WORKING DATA:
....
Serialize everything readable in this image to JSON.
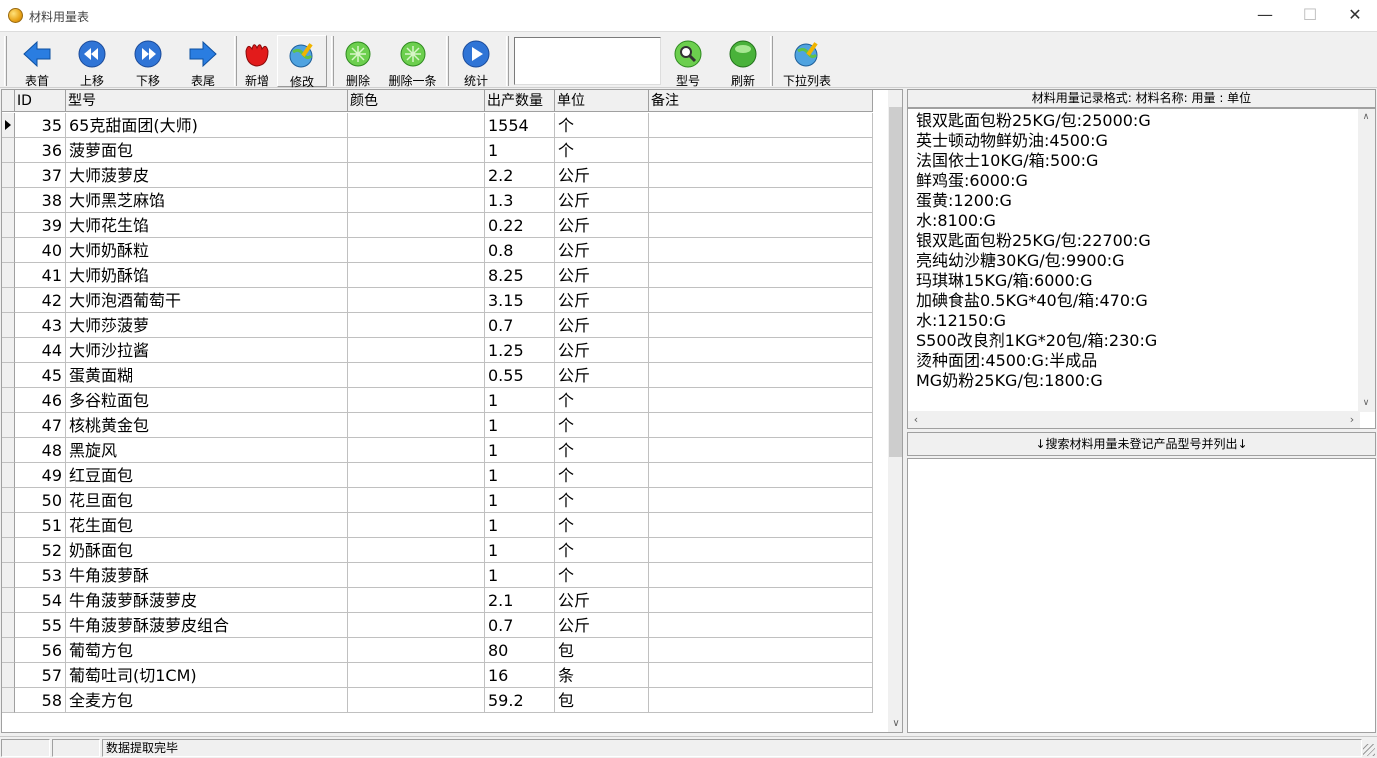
{
  "window": {
    "title": "材料用量表"
  },
  "toolbar": {
    "buttons": [
      {
        "label": "表首"
      },
      {
        "label": "上移"
      },
      {
        "label": "下移"
      },
      {
        "label": "表尾"
      },
      {
        "label": "新增"
      },
      {
        "label": "修改"
      },
      {
        "label": "删除"
      },
      {
        "label": "删除一条"
      },
      {
        "label": "统计"
      },
      {
        "label": "型号"
      },
      {
        "label": "刷新"
      },
      {
        "label": "下拉列表"
      }
    ],
    "search_value": ""
  },
  "grid": {
    "columns": [
      "ID",
      "型号",
      "颜色",
      "出产数量",
      "单位",
      "备注"
    ],
    "rows": [
      {
        "id": "35",
        "model": "65克甜面团(大师)",
        "color": "",
        "qty": "1554",
        "unit": "个",
        "note": ""
      },
      {
        "id": "36",
        "model": "菠萝面包",
        "color": "",
        "qty": "1",
        "unit": "个",
        "note": ""
      },
      {
        "id": "37",
        "model": "大师菠萝皮",
        "color": "",
        "qty": "2.2",
        "unit": "公斤",
        "note": ""
      },
      {
        "id": "38",
        "model": "大师黑芝麻馅",
        "color": "",
        "qty": "1.3",
        "unit": "公斤",
        "note": ""
      },
      {
        "id": "39",
        "model": "大师花生馅",
        "color": "",
        "qty": "0.22",
        "unit": "公斤",
        "note": ""
      },
      {
        "id": "40",
        "model": "大师奶酥粒",
        "color": "",
        "qty": "0.8",
        "unit": "公斤",
        "note": ""
      },
      {
        "id": "41",
        "model": "大师奶酥馅",
        "color": "",
        "qty": "8.25",
        "unit": "公斤",
        "note": ""
      },
      {
        "id": "42",
        "model": "大师泡酒葡萄干",
        "color": "",
        "qty": "3.15",
        "unit": "公斤",
        "note": ""
      },
      {
        "id": "43",
        "model": "大师莎菠萝",
        "color": "",
        "qty": "0.7",
        "unit": "公斤",
        "note": ""
      },
      {
        "id": "44",
        "model": "大师沙拉酱",
        "color": "",
        "qty": "1.25",
        "unit": "公斤",
        "note": ""
      },
      {
        "id": "45",
        "model": "蛋黄面糊",
        "color": "",
        "qty": "0.55",
        "unit": "公斤",
        "note": ""
      },
      {
        "id": "46",
        "model": "多谷粒面包",
        "color": "",
        "qty": "1",
        "unit": "个",
        "note": ""
      },
      {
        "id": "47",
        "model": "核桃黄金包",
        "color": "",
        "qty": "1",
        "unit": "个",
        "note": ""
      },
      {
        "id": "48",
        "model": "黑旋风",
        "color": "",
        "qty": "1",
        "unit": "个",
        "note": ""
      },
      {
        "id": "49",
        "model": "红豆面包",
        "color": "",
        "qty": "1",
        "unit": "个",
        "note": ""
      },
      {
        "id": "50",
        "model": "花旦面包",
        "color": "",
        "qty": "1",
        "unit": "个",
        "note": ""
      },
      {
        "id": "51",
        "model": "花生面包",
        "color": "",
        "qty": "1",
        "unit": "个",
        "note": ""
      },
      {
        "id": "52",
        "model": "奶酥面包",
        "color": "",
        "qty": "1",
        "unit": "个",
        "note": ""
      },
      {
        "id": "53",
        "model": "牛角菠萝酥",
        "color": "",
        "qty": "1",
        "unit": "个",
        "note": ""
      },
      {
        "id": "54",
        "model": "牛角菠萝酥菠萝皮",
        "color": "",
        "qty": "2.1",
        "unit": "公斤",
        "note": ""
      },
      {
        "id": "55",
        "model": "牛角菠萝酥菠萝皮组合",
        "color": "",
        "qty": "0.7",
        "unit": "公斤",
        "note": ""
      },
      {
        "id": "56",
        "model": "葡萄方包",
        "color": "",
        "qty": "80",
        "unit": "包",
        "note": ""
      },
      {
        "id": "57",
        "model": "葡萄吐司(切1CM)",
        "color": "",
        "qty": "16",
        "unit": "条",
        "note": ""
      },
      {
        "id": "58",
        "model": "全麦方包",
        "color": "",
        "qty": "59.2",
        "unit": "包",
        "note": ""
      }
    ],
    "current_row_index": 0
  },
  "memo_panel": {
    "title": "材料用量记录格式: 材料名称: 用量 : 单位",
    "lines": [
      "银双匙面包粉25KG/包:25000:G",
      "英士顿动物鲜奶油:4500:G",
      "法国依士10KG/箱:500:G",
      "鲜鸡蛋:6000:G",
      "蛋黄:1200:G",
      "水:8100:G",
      "银双匙面包粉25KG/包:22700:G",
      "亮纯幼沙糖30KG/包:9900:G",
      "玛琪琳15KG/箱:6000:G",
      "加碘食盐0.5KG*40包/箱:470:G",
      "水:12150:G",
      "S500改良剂1KG*20包/箱:230:G",
      "烫种面团:4500:G:半成品",
      "MG奶粉25KG/包:1800:G"
    ]
  },
  "search_panel": {
    "title": "↓搜索材料用量未登记产品型号并列出↓"
  },
  "statusbar": {
    "panel1": "",
    "panel2": "",
    "message": "数据提取完毕"
  }
}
....
TASK TO CARRY OUT: In the material above, find each line that contains the word "label", and select it.

WRITTEN REPLY:
        "label": "表首"
        "label": "上移"
        "label": "下移"
        "label": "表尾"
        "label": "新增"
        "label": "修改"
        "label": "删除"
        "label": "删除一条"
        "label": "统计"
        "label": "型号"
        "label": "刷新"
        "label": "下拉列表"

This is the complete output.